(Dataset rows about figures)
● ● ●
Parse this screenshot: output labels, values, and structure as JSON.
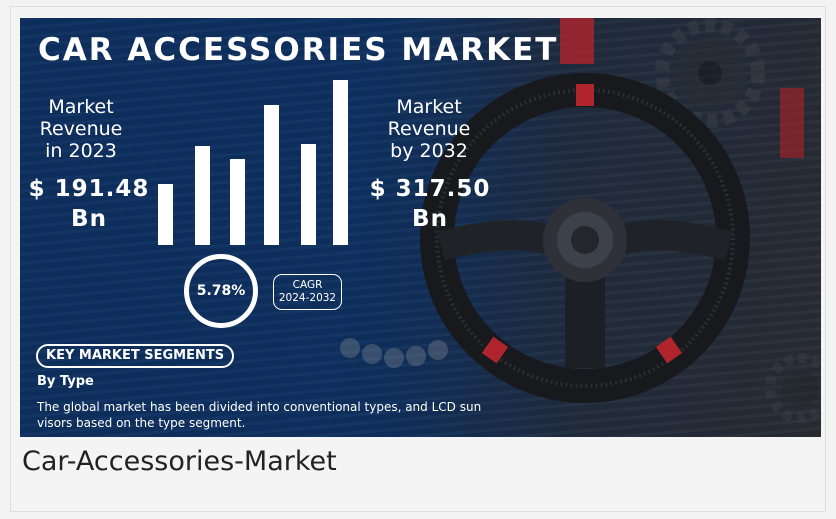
{
  "banner": {
    "title": "CAR ACCESSORIES MARKET",
    "revenue_2023": {
      "label": "Market\nRevenue\nin 2023",
      "value_line1": "$ 191.48",
      "value_line2": "Bn"
    },
    "revenue_2032": {
      "label": "Market\nRevenue\nby 2032",
      "value_line1": "$ 317.50",
      "value_line2": "Bn"
    },
    "cagr": {
      "value": "5.78%",
      "label_line1": "CAGR",
      "label_line2": "2024-2032"
    },
    "segments_heading": "KEY MARKET SEGMENTS",
    "segment_type": "By Type",
    "segment_description": "The global market has been divided into conventional types, and LCD sun visors based on the type segment.",
    "bar_levels": [
      0.37,
      0.6,
      0.52,
      0.85,
      0.61,
      1.0
    ],
    "colors": {
      "banner_blue": "#123766",
      "accent_red": "#b0242c",
      "text_white": "#ffffff"
    },
    "icons": [
      "steering-wheel-icon",
      "gear-icon"
    ]
  },
  "caption": "Car-Accessories-Market"
}
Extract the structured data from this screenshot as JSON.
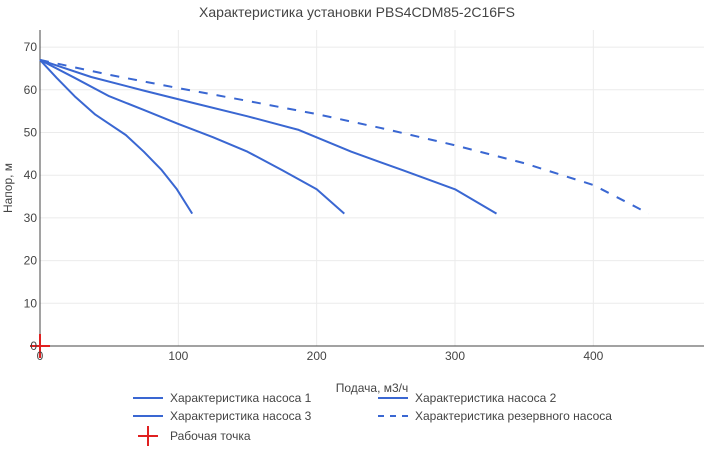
{
  "chart_data": {
    "type": "line",
    "title": "Характеристика установки PBS4CDM85-2C16FS",
    "xlabel": "Подача, м3/ч",
    "ylabel": "Напор, м",
    "xlim": [
      0,
      480
    ],
    "ylim": [
      0,
      74
    ],
    "xticks": [
      0,
      100,
      200,
      300,
      400
    ],
    "yticks": [
      0,
      10,
      20,
      30,
      40,
      50,
      60,
      70
    ],
    "grid": true,
    "legend_position": "bottom",
    "series": [
      {
        "name": "Характеристика насоса 1",
        "color": "#3a67d2",
        "dash": "solid",
        "x": [
          0,
          12,
          25,
          40,
          62,
          75,
          88,
          99,
          110
        ],
        "y": [
          67,
          62.8,
          58.5,
          54.2,
          49.4,
          45.5,
          41.2,
          36.7,
          31
        ]
      },
      {
        "name": "Характеристика насоса 2",
        "color": "#3a67d2",
        "dash": "solid",
        "x": [
          0,
          25,
          50,
          75,
          100,
          125,
          150,
          175,
          200,
          220
        ],
        "y": [
          67,
          62.8,
          58.5,
          55.3,
          52,
          48.9,
          45.5,
          41.2,
          36.7,
          31
        ]
      },
      {
        "name": "Характеристика насоса 3",
        "color": "#3a67d2",
        "dash": "solid",
        "x": [
          0,
          37,
          75,
          112,
          150,
          187,
          225,
          262,
          300,
          330
        ],
        "y": [
          67,
          63,
          59.8,
          56.8,
          53.8,
          50.6,
          45.5,
          41.2,
          36.7,
          31
        ]
      },
      {
        "name": "Характеристика резервного насоса",
        "color": "#3a67d2",
        "dash": "dashed",
        "x": [
          0,
          50,
          100,
          150,
          200,
          250,
          300,
          350,
          400,
          440
        ],
        "y": [
          67,
          63.5,
          60.4,
          57.4,
          54.3,
          50.8,
          47,
          42.8,
          37.7,
          31
        ]
      },
      {
        "name": "Рабочая точка",
        "color": "#e02020",
        "marker": "cross",
        "x": [
          0
        ],
        "y": [
          0
        ]
      }
    ]
  }
}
● ● ●
* **Exercise**: Where a line contains the string "screenshot", extract that line.

* **Solution to this exercise**:
Parse this screenshot: output labels, values, and structure as JSON.
Extract the structured data from this screenshot as JSON.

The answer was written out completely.